WHAT THIS TASK INVOLVES >> Return the lines where the word "text" occurs.

▶

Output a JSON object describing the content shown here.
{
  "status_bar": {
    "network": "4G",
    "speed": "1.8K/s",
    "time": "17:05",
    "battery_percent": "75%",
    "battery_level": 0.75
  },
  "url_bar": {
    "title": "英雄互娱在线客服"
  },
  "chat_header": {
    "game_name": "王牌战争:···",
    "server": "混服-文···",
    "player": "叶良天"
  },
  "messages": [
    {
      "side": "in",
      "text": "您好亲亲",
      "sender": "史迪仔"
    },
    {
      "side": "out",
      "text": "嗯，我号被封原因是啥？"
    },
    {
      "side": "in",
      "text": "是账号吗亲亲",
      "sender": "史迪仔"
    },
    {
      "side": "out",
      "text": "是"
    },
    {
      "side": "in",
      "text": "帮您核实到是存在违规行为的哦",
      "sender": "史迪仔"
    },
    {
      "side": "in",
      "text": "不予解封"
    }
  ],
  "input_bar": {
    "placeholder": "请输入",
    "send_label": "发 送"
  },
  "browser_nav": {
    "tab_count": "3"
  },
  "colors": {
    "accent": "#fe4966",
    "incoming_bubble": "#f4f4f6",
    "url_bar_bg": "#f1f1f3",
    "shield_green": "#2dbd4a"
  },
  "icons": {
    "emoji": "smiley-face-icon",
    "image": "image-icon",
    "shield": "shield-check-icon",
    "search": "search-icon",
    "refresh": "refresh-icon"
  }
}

◀

EXPECTED ANSWER >>
      "text": "您好亲亲",
      "text": "嗯，我号被封原因是啥？"
      "text": "是账号吗亲亲",
      "text": "是"
      "text": "帮您核实到是存在违规行为的哦",
      "text": "不予解封"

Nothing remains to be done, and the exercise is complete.